— begin Dataset rows —
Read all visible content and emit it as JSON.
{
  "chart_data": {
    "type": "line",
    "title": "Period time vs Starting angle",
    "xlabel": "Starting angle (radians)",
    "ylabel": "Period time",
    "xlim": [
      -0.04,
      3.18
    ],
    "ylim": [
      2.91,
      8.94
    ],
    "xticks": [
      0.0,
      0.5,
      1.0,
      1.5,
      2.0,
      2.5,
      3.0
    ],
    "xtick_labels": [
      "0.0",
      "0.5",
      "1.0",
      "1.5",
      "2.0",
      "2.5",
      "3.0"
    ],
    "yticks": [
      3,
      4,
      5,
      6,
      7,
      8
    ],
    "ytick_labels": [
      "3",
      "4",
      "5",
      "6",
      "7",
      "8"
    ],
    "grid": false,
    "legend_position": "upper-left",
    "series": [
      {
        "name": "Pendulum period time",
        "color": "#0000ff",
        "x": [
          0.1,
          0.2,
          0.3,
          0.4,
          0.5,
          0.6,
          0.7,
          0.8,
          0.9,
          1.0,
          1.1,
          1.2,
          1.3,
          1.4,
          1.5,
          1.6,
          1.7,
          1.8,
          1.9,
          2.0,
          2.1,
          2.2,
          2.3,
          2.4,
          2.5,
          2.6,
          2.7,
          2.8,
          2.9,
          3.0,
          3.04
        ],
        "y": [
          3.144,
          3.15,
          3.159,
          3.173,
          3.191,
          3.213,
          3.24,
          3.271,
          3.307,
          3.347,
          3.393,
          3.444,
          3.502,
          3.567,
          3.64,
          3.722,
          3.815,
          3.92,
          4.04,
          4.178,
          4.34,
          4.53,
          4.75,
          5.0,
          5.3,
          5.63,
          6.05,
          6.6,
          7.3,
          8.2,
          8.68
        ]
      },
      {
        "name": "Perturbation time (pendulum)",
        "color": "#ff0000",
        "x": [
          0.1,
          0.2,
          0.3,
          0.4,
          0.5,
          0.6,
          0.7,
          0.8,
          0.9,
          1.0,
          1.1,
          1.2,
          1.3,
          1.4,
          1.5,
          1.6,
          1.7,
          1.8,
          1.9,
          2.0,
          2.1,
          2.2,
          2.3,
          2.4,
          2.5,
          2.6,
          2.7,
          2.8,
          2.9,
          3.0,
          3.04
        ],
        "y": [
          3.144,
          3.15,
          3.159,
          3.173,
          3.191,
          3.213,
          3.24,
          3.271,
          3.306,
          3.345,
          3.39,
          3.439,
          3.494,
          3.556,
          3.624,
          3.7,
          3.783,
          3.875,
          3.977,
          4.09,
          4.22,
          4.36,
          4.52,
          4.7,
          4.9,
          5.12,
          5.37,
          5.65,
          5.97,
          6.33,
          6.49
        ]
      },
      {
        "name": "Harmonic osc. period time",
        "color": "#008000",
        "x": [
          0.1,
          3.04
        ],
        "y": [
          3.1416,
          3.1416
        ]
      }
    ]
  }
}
— end Dataset rows —
Problem to solve>
Read the data above and count the lines that include "time". Answer only with the count.

Answer for the task>
5